List every line below containing "werden".

Start of INFORMATION SUPPLIED

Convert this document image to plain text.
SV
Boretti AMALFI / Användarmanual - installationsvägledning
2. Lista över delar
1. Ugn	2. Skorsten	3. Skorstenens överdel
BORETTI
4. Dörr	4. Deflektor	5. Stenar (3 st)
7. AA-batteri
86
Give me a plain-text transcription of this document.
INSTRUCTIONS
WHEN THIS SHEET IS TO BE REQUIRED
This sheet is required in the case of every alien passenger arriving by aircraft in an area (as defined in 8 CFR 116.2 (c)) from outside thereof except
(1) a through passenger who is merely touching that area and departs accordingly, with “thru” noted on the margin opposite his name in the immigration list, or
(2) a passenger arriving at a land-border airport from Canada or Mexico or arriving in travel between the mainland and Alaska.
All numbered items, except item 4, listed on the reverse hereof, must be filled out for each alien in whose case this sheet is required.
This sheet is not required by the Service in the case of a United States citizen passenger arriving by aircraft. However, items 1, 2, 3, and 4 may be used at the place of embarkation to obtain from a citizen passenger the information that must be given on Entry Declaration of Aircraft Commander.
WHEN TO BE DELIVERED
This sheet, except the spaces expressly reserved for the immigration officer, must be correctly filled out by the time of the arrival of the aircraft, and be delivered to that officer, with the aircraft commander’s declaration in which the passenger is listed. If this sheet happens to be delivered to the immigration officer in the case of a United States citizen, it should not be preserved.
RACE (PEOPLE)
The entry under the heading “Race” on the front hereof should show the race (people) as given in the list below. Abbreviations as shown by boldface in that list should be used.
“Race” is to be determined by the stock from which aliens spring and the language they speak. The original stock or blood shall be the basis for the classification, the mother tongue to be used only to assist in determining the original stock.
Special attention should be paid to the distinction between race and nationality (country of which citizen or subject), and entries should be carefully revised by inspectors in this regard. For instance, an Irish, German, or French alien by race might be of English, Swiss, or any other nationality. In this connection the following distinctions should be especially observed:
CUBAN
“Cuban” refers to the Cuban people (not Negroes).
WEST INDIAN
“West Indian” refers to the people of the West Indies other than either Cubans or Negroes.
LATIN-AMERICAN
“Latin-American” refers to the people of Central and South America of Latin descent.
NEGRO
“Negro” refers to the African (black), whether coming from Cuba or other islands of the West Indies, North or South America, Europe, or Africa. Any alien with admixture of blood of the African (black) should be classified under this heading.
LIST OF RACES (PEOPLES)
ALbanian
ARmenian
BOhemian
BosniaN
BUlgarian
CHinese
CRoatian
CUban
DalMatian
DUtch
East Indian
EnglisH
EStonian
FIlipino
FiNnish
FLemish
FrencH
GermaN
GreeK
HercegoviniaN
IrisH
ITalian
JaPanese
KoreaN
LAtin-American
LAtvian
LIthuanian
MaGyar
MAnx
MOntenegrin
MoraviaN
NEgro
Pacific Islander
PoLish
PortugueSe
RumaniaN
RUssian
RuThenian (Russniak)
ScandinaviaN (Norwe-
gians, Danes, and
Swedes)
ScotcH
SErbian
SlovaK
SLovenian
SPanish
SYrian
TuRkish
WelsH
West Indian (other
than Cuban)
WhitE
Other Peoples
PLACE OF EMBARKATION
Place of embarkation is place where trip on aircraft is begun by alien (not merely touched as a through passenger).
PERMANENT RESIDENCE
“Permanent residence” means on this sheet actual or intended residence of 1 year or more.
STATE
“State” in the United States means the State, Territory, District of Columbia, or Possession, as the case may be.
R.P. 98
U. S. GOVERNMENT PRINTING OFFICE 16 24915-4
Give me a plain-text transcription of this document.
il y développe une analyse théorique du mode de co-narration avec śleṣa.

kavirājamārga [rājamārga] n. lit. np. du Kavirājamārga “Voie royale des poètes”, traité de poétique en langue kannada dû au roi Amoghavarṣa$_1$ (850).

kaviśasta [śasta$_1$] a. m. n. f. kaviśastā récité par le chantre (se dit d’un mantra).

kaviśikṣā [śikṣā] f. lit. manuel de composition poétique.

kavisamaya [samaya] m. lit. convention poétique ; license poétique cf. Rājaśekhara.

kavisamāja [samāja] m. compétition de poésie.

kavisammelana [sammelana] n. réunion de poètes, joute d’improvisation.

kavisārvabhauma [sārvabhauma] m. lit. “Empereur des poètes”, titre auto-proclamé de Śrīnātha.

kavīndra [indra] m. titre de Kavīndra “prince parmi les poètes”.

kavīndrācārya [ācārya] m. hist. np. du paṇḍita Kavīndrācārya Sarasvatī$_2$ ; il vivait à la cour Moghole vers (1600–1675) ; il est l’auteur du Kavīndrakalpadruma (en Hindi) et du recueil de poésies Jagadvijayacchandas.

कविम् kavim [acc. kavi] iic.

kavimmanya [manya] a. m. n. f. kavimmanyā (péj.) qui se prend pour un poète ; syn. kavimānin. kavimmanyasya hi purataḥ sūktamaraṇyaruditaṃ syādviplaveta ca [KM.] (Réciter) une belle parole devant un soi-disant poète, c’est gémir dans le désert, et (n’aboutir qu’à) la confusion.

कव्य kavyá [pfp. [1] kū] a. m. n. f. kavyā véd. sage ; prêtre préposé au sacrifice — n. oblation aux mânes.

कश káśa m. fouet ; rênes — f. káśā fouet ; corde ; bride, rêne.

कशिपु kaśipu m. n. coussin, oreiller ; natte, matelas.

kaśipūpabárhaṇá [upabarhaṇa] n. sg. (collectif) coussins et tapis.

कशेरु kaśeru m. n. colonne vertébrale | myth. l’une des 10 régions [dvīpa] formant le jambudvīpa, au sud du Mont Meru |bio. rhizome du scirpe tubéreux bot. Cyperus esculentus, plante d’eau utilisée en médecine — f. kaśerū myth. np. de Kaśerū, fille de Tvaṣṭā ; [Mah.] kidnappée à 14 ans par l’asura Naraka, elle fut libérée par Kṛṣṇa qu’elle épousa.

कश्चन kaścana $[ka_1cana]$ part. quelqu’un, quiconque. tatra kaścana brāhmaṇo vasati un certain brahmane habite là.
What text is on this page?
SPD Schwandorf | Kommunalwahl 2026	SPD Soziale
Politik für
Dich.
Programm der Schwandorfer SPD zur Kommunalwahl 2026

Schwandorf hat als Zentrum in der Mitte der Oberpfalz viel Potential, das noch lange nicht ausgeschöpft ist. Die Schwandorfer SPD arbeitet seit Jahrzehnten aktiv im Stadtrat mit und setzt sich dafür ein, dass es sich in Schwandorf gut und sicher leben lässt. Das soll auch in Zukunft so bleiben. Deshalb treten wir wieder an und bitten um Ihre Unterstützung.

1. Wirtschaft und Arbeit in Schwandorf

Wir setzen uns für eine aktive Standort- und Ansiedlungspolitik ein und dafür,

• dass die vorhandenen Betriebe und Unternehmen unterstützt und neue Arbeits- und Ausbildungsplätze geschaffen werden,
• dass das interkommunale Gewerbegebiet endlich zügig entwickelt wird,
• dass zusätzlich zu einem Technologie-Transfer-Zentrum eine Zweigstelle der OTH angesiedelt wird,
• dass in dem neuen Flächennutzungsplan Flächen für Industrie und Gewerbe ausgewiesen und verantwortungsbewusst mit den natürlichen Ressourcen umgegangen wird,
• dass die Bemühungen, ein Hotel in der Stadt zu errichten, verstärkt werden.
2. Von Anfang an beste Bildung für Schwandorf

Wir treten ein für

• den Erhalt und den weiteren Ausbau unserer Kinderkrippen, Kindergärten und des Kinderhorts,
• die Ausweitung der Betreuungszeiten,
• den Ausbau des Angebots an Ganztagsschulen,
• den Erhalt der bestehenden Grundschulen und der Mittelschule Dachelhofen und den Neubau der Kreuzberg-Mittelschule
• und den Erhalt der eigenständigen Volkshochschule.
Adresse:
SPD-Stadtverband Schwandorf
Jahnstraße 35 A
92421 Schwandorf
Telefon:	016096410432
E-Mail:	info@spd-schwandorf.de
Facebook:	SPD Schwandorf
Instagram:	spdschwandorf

End of INFORMATION SUPPLIED

• **SOLUTION TO THE EXERCISE**:
• dass die vorhandenen Betriebe und Unternehmen unterstützt und neue Arbeits- und Ausbildungsplätze geschaffen werden,
• dass die Bemühungen, ein Hotel in der Stadt zu errichten, verstärkt werden.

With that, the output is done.